● **Recorded information**
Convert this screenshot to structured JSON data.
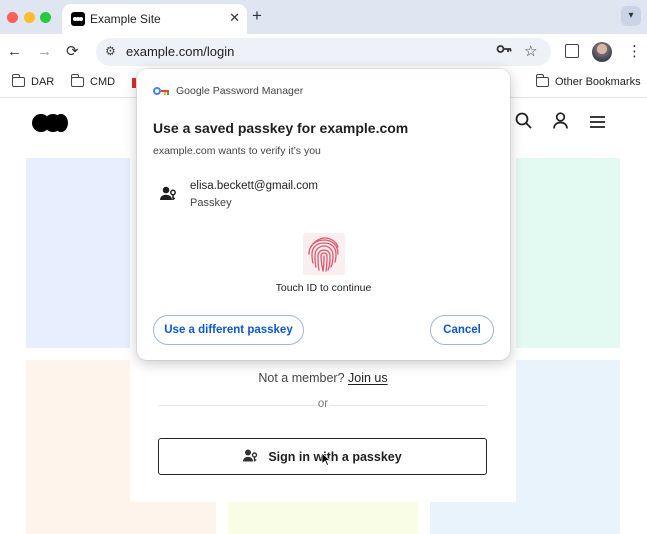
{
  "browser": {
    "tab_title": "Example Site",
    "url": "example.com/login",
    "bookmarks": [
      "DAR",
      "CMD"
    ],
    "other_bookmarks": "Other Bookmarks",
    "new_tab_symbol": "+",
    "close_symbol": "✕"
  },
  "page": {
    "member_prompt": "Not a member?",
    "join_link": "Join us",
    "divider_text": "or",
    "passkey_button": "Sign in with a passkey"
  },
  "dialog": {
    "manager_name": "Google Password Manager",
    "title": "Use a saved passkey for example.com",
    "subtitle": "example.com wants to verify it’s you",
    "account_email": "elisa.beckett@gmail.com",
    "account_type": "Passkey",
    "touch_text": "Touch ID to continue",
    "different_button": "Use a different passkey",
    "cancel_button": "Cancel"
  },
  "colors": {
    "accent_blue": "#0b57d0",
    "tabbar_bg": "#dfe6f2",
    "fingerprint": "#e0566b"
  },
  "icons": [
    "back-arrow-icon",
    "forward-arrow-icon",
    "reload-icon",
    "site-settings-icon",
    "key-icon",
    "star-icon",
    "extensions-icon",
    "profile-avatar-icon",
    "kebab-menu-icon",
    "folder-icon",
    "search-icon",
    "user-icon",
    "hamburger-menu-icon",
    "passkey-person-icon",
    "fingerprint-icon",
    "mouse-cursor-icon"
  ]
}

● **Goal**
Out of the material above, gather each line where "menu" appears.

● **Expected output**
    "kebab-menu-icon",
    "hamburger-menu-icon",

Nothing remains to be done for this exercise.